— start —

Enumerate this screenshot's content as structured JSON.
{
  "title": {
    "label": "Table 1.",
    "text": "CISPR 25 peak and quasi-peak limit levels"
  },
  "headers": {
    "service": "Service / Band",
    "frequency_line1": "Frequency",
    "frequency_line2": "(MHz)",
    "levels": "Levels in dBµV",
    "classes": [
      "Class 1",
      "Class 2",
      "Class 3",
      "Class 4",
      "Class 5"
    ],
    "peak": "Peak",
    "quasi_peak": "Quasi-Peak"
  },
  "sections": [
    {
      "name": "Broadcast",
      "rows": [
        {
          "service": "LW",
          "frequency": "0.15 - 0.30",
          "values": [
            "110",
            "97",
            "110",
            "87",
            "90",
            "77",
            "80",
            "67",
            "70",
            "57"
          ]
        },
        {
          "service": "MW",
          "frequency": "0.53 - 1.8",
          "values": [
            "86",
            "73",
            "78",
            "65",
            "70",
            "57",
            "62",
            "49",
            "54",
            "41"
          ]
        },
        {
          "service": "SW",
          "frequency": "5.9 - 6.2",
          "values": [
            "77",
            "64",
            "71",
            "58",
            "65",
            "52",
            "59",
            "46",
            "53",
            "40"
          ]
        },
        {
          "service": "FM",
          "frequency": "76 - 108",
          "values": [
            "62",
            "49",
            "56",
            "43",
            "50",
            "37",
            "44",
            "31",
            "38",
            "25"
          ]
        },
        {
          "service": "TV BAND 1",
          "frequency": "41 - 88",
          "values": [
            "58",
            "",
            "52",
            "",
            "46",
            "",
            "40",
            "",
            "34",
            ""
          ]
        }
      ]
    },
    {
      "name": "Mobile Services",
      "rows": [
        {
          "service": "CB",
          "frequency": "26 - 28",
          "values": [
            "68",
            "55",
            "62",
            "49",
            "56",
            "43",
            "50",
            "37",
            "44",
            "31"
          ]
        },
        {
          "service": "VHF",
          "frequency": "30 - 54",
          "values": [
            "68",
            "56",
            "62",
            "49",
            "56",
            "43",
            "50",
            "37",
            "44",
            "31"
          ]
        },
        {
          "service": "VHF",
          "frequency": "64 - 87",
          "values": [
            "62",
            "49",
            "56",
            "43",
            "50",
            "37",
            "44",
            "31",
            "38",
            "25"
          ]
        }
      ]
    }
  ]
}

— end —

To be done —
Write an exact transcription of every entry above.

Complete output —
Enumerate this screenshot's content as structured JSON.
{
  "title": {
    "label": "Table 1.",
    "text": "CISPR 25 peak and quasi-peak limit levels"
  },
  "headers": {
    "service": "Service / Band",
    "frequency_line1": "Frequency",
    "frequency_line2": "(MHz)",
    "levels": "Levels in dBµV",
    "classes": [
      "Class 1",
      "Class 2",
      "Class 3",
      "Class 4",
      "Class 5"
    ],
    "peak": "Peak",
    "quasi_peak": "Quasi-Peak"
  },
  "sections": [
    {
      "name": "Broadcast",
      "rows": [
        {
          "service": "LW",
          "frequency": "0.15 - 0.30",
          "values": [
            "110",
            "97",
            "110",
            "87",
            "90",
            "77",
            "80",
            "67",
            "70",
            "57"
          ]
        },
        {
          "service": "MW",
          "frequency": "0.53 - 1.8",
          "values": [
            "86",
            "73",
            "78",
            "65",
            "70",
            "57",
            "62",
            "49",
            "54",
            "41"
          ]
        },
        {
          "service": "SW",
          "frequency": "5.9 - 6.2",
          "values": [
            "77",
            "64",
            "71",
            "58",
            "65",
            "52",
            "59",
            "46",
            "53",
            "40"
          ]
        },
        {
          "service": "FM",
          "frequency": "76 - 108",
          "values": [
            "62",
            "49",
            "56",
            "43",
            "50",
            "37",
            "44",
            "31",
            "38",
            "25"
          ]
        },
        {
          "service": "TV BAND 1",
          "frequency": "41 - 88",
          "values": [
            "58",
            "",
            "52",
            "",
            "46",
            "",
            "40",
            "",
            "34",
            ""
          ]
        }
      ]
    },
    {
      "name": "Mobile Services",
      "rows": [
        {
          "service": "CB",
          "frequency": "26 - 28",
          "values": [
            "68",
            "55",
            "62",
            "49",
            "56",
            "43",
            "50",
            "37",
            "44",
            "31"
          ]
        },
        {
          "service": "VHF",
          "frequency": "30 - 54",
          "values": [
            "68",
            "56",
            "62",
            "49",
            "56",
            "43",
            "50",
            "37",
            "44",
            "31"
          ]
        },
        {
          "service": "VHF",
          "frequency": "64 - 87",
          "values": [
            "62",
            "49",
            "56",
            "43",
            "50",
            "37",
            "44",
            "31",
            "38",
            "25"
          ]
        }
      ]
    }
  ]
}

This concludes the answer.